#### INSTRUCTION
Turn every row below into a Markdown table with two columns, No. and Content. Number the rows in order, put each row's full text under Content, and leave out any blank lines.

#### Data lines
— start —

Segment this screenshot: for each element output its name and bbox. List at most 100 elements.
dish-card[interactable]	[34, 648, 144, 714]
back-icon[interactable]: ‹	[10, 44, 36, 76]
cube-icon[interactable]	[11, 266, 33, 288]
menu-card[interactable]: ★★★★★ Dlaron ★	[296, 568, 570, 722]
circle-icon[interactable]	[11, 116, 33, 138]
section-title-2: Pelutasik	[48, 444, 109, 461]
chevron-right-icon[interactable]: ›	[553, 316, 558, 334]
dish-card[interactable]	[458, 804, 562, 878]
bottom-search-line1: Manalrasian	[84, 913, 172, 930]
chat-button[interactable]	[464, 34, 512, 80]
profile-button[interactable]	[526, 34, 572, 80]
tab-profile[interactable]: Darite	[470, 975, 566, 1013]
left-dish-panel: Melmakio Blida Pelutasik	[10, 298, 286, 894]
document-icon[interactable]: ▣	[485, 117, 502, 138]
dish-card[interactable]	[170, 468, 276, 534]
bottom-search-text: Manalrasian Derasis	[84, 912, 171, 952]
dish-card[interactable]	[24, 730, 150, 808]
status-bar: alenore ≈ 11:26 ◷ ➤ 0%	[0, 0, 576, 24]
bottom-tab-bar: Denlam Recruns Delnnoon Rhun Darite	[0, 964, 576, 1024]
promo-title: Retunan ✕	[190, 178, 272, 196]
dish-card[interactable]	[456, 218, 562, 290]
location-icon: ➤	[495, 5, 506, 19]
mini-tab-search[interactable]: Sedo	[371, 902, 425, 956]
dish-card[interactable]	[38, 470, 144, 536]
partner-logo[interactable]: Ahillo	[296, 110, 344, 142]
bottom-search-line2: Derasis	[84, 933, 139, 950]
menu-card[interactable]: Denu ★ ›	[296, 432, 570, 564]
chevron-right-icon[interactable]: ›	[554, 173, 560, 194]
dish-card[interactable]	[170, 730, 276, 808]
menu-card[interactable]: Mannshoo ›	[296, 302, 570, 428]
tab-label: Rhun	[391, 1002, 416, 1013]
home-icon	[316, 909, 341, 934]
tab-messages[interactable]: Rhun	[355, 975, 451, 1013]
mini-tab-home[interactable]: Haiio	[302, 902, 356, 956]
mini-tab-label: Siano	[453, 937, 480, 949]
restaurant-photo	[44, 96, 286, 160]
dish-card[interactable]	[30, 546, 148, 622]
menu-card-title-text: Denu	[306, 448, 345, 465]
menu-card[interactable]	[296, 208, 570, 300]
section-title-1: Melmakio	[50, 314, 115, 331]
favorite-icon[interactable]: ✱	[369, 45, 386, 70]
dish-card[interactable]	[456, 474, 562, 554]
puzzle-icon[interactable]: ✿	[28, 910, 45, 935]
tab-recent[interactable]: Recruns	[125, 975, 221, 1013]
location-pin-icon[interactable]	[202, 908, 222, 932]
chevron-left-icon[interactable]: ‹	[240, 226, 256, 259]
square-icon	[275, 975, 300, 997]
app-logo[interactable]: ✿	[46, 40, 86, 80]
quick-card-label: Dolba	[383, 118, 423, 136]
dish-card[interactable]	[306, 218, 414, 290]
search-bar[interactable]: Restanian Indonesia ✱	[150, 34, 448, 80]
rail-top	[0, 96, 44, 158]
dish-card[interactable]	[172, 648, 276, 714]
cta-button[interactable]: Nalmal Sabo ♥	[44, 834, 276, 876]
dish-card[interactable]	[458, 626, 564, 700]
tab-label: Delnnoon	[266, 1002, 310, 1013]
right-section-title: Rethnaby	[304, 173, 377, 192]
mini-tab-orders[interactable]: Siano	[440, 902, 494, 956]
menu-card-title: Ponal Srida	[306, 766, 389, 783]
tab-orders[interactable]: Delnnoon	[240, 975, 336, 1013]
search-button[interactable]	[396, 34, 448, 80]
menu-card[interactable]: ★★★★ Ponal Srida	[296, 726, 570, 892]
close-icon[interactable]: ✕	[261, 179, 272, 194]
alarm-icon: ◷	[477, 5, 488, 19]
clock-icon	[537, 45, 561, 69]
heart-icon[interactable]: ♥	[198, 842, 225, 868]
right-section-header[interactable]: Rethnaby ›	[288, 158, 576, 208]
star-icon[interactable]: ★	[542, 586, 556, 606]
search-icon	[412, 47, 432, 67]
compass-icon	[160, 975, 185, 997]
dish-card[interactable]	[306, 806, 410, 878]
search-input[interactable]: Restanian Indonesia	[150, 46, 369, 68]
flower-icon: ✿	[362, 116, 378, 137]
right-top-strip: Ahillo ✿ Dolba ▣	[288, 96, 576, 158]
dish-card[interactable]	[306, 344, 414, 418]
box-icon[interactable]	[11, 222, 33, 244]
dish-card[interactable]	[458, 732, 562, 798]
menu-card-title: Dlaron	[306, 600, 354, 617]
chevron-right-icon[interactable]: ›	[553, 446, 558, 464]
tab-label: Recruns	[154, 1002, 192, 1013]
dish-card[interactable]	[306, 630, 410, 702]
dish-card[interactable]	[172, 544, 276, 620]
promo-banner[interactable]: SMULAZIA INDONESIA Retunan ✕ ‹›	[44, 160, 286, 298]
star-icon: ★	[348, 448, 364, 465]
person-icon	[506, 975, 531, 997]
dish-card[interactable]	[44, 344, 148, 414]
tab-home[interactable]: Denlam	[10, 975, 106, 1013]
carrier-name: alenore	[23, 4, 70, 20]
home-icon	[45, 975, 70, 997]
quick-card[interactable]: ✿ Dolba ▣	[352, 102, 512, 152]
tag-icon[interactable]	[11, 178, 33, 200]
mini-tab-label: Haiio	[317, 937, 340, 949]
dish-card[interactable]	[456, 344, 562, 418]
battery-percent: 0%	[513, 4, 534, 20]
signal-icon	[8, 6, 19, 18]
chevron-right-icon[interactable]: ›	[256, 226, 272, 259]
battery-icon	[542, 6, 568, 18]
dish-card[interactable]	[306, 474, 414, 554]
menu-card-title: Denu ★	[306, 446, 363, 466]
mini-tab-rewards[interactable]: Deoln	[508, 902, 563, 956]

— end —

#### SOLVED PROBLEM
| No. | Content |
|---|---|
| 1 | Segment this screenshot: for each element output its name and bbox. List at most 100 elements. |
| 2 | dish-card[interactable]	[34, 648, 144, 714] |
| 3 | back-icon[interactable]: ‹	[10, 44, 36, 76] |
| 4 | cube-icon[interactable]	[11, 266, 33, 288] |
| 5 | menu-card[interactable]: ★★★★★ Dlaron ★	[296, 568, 570, 722] |
| 6 | circle-icon[interactable]	[11, 116, 33, 138] |
| 7 | section-title-2: Pelutasik	[48, 444, 109, 461] |
| 8 | chevron-right-icon[interactable]: ›	[553, 316, 558, 334] |
| 9 | dish-card[interactable]	[458, 804, 562, 878] |
| 10 | bottom-search-line1: Manalrasian	[84, 913, 172, 930] |
| 11 | chat-button[interactable]	[464, 34, 512, 80] |
| 12 | profile-button[interactable]	[526, 34, 572, 80] |
| 13 | tab-profile[interactable]: Darite	[470, 975, 566, 1013] |
| 14 | left-dish-panel: Melmakio Blida Pelutasik	[10, 298, 286, 894] |
| 15 | document-icon[interactable]: ▣	[485, 117, 502, 138] |
| 16 | dish-card[interactable]	[170, 468, 276, 534] |
| 17 | bottom-search-text: Manalrasian Derasis	[84, 912, 171, 952] |
| 18 | dish-card[interactable]	[24, 730, 150, 808] |
| 19 | status-bar: alenore ≈ 11:26 ◷ ➤ 0%	[0, 0, 576, 24] |
| 20 | bottom-tab-bar: Denlam Recruns Delnnoon Rhun Darite	[0, 964, 576, 1024] |
| 21 | promo-title: Retunan ✕	[190, 178, 272, 196] |
| 22 | dish-card[interactable]	[456, 218, 562, 290] |
| 23 | location-icon: ➤	[495, 5, 506, 19] |
| 24 | mini-tab-search[interactable]: Sedo	[371, 902, 425, 956] |
| 25 | dish-card[interactable]	[38, 470, 144, 536] |
| 26 | partner-logo[interactable]: Ahillo	[296, 110, 344, 142] |
| 27 | bottom-search-line2: Derasis	[84, 933, 139, 950] |
| 28 | menu-card[interactable]: Denu ★ ›	[296, 432, 570, 564] |
| 29 | chevron-right-icon[interactable]: ›	[554, 173, 560, 194] |
| 30 | dish-card[interactable]	[170, 730, 276, 808] |
| 31 | menu-card[interactable]: Mannshoo ›	[296, 302, 570, 428] |
| 32 | tab-label: Rhun	[391, 1002, 416, 1013] |
| 33 | home-icon	[316, 909, 341, 934] |
| 34 | tab-messages[interactable]: Rhun	[355, 975, 451, 1013] |
| 35 | mini-tab-home[interactable]: Haiio	[302, 902, 356, 956] |
| 36 | mini-tab-label: Siano	[453, 937, 480, 949] |
| 37 | restaurant-photo	[44, 96, 286, 160] |
| 38 | dish-card[interactable]	[30, 546, 148, 622] |
| 39 | menu-card-title-text: Denu	[306, 448, 345, 465] |
| 40 | menu-card[interactable]	[296, 208, 570, 300] |
| 41 | section-title-1: Melmakio	[50, 314, 115, 331] |
| 42 | favorite-icon[interactable]: ✱	[369, 45, 386, 70] |
| 43 | dish-card[interactable]	[456, 474, 562, 554] |
| 44 | puzzle-icon[interactable]: ✿	[28, 910, 45, 935] |
| 45 | tab-recent[interactable]: Recruns	[125, 975, 221, 1013] |
| 46 | location-pin-icon[interactable]	[202, 908, 222, 932] |
| 47 | chevron-left-icon[interactable]: ‹	[240, 226, 256, 259] |
| 48 | square-icon	[275, 975, 300, 997] |
| 49 | app-logo[interactable]: ✿	[46, 40, 86, 80] |
| 50 | quick-card-label: Dolba	[383, 118, 423, 136] |
| 51 | dish-card[interactable]	[306, 218, 414, 290] |
| 52 | search-bar[interactable]: Restanian Indonesia ✱	[150, 34, 448, 80] |
| 53 | rail-top	[0, 96, 44, 158] |
| 54 | dish-card[interactable]	[172, 648, 276, 714] |
| 55 | cta-button[interactable]: Nalmal Sabo ♥	[44, 834, 276, 876] |
| 56 | dish-card[interactable]	[458, 626, 564, 700] |
| 57 | tab-label: Delnnoon	[266, 1002, 310, 1013] |
| 58 | right-section-title: Rethnaby	[304, 173, 377, 192] |
| 59 | mini-tab-orders[interactable]: Siano	[440, 902, 494, 956] |
| 60 | menu-card-title: Ponal Srida	[306, 766, 389, 783] |
| 61 | tab-orders[interactable]: Delnnoon	[240, 975, 336, 1013] |
| 62 | search-button[interactable]	[396, 34, 448, 80] |
| 63 | menu-card[interactable]: ★★★★ Ponal Srida	[296, 726, 570, 892] |
| 64 | close-icon[interactable]: ✕	[261, 179, 272, 194] |
| 65 | alarm-icon: ◷	[477, 5, 488, 19] |
| 66 | clock-icon	[537, 45, 561, 69] |
| 67 | heart-icon[interactable]: ♥	[198, 842, 225, 868] |
| 68 | right-section-header[interactable]: Rethnaby ›	[288, 158, 576, 208] |
| 69 | star-icon[interactable]: ★	[542, 586, 556, 606] |
| 70 | search-icon	[412, 47, 432, 67] |
| 71 | compass-icon	[160, 975, 185, 997] |
| 72 | dish-card[interactable]	[306, 806, 410, 878] |
| 73 | search-input[interactable]: Restanian Indonesia	[150, 46, 369, 68] |
| 74 | flower-icon: ✿	[362, 116, 378, 137] |
| 75 | right-top-strip: Ahillo ✿ Dolba ▣	[288, 96, 576, 158] |
| 76 | dish-card[interactable]	[306, 344, 414, 418] |
| 77 | box-icon[interactable]	[11, 222, 33, 244] |
| 78 | dish-card[interactable]	[458, 732, 562, 798] |
| 79 | menu-card-title: Dlaron	[306, 600, 354, 617] |
| 80 | chevron-right-icon[interactable]: ›	[553, 446, 558, 464] |
| 81 | tab-label: Recruns	[154, 1002, 192, 1013] |
| 82 | dish-card[interactable]	[306, 630, 410, 702] |
| 83 | dish-card[interactable]	[172, 544, 276, 620] |
| 84 | promo-banner[interactable]: SMULAZIA INDONESIA Retunan ✕ ‹›	[44, 160, 286, 298] |
| 85 | star-icon: ★	[348, 448, 364, 465] |
| 86 | person-icon	[506, 975, 531, 997] |
| 87 | dish-card[interactable]	[44, 344, 148, 414] |
| 88 | tab-home[interactable]: Denlam	[10, 975, 106, 1013] |
| 89 | carrier-name: alenore	[23, 4, 70, 20] |
| 90 | home-icon	[45, 975, 70, 997] |
| 91 | quick-card[interactable]: ✿ Dolba ▣	[352, 102, 512, 152] |
| 92 | tag-icon[interactable]	[11, 178, 33, 200] |
| 93 | mini-tab-label: Haiio	[317, 937, 340, 949] |
| 94 | dish-card[interactable]	[456, 344, 562, 418] |
| 95 | battery-percent: 0%	[513, 4, 534, 20] |
| 96 | signal-icon	[8, 6, 19, 18] |
| 97 | chevron-right-icon[interactable]: ›	[256, 226, 272, 259] |
| 98 | battery-icon	[542, 6, 568, 18] |
| 99 | dish-card[interactable]	[306, 474, 414, 554] |
| 100 | menu-card-title: Denu ★	[306, 446, 363, 466] |
| 101 | mini-tab-rewards[interactable]: Deoln	[508, 902, 563, 956] |